## Given exercise
Search the data for the word "name" and copy every line where it occurs.

_ _ _

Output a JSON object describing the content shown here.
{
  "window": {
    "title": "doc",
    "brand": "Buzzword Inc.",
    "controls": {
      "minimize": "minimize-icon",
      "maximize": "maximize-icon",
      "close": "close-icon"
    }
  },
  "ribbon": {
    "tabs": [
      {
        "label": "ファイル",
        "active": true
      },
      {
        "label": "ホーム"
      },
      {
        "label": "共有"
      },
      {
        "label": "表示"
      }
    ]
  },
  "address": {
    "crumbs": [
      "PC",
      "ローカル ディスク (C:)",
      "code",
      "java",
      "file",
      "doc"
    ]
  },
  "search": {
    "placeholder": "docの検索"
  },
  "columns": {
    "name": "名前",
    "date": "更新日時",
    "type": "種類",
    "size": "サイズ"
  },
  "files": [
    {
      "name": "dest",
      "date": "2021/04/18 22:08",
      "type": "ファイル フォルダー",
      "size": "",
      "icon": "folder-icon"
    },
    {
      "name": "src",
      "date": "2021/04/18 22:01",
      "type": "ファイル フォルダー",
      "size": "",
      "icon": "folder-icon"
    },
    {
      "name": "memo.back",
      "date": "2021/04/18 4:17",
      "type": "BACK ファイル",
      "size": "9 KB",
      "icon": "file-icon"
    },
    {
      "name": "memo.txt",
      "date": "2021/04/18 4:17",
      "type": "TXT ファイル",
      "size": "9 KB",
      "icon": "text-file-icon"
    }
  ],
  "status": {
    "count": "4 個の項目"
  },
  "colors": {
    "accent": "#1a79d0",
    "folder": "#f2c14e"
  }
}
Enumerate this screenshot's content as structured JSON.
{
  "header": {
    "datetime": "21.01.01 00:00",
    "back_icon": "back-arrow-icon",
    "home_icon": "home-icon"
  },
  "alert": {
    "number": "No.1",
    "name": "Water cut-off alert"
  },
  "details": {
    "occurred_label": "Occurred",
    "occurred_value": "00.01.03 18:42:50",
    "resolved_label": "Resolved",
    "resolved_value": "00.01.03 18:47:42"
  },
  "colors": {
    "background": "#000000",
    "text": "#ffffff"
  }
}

_ _ _

## Exercise solution
    "name": "名前",
      "name": "dest",
      "name": "src",
      "name": "memo.back",
      "name": "memo.txt",
    "name": "Water cut-off alert"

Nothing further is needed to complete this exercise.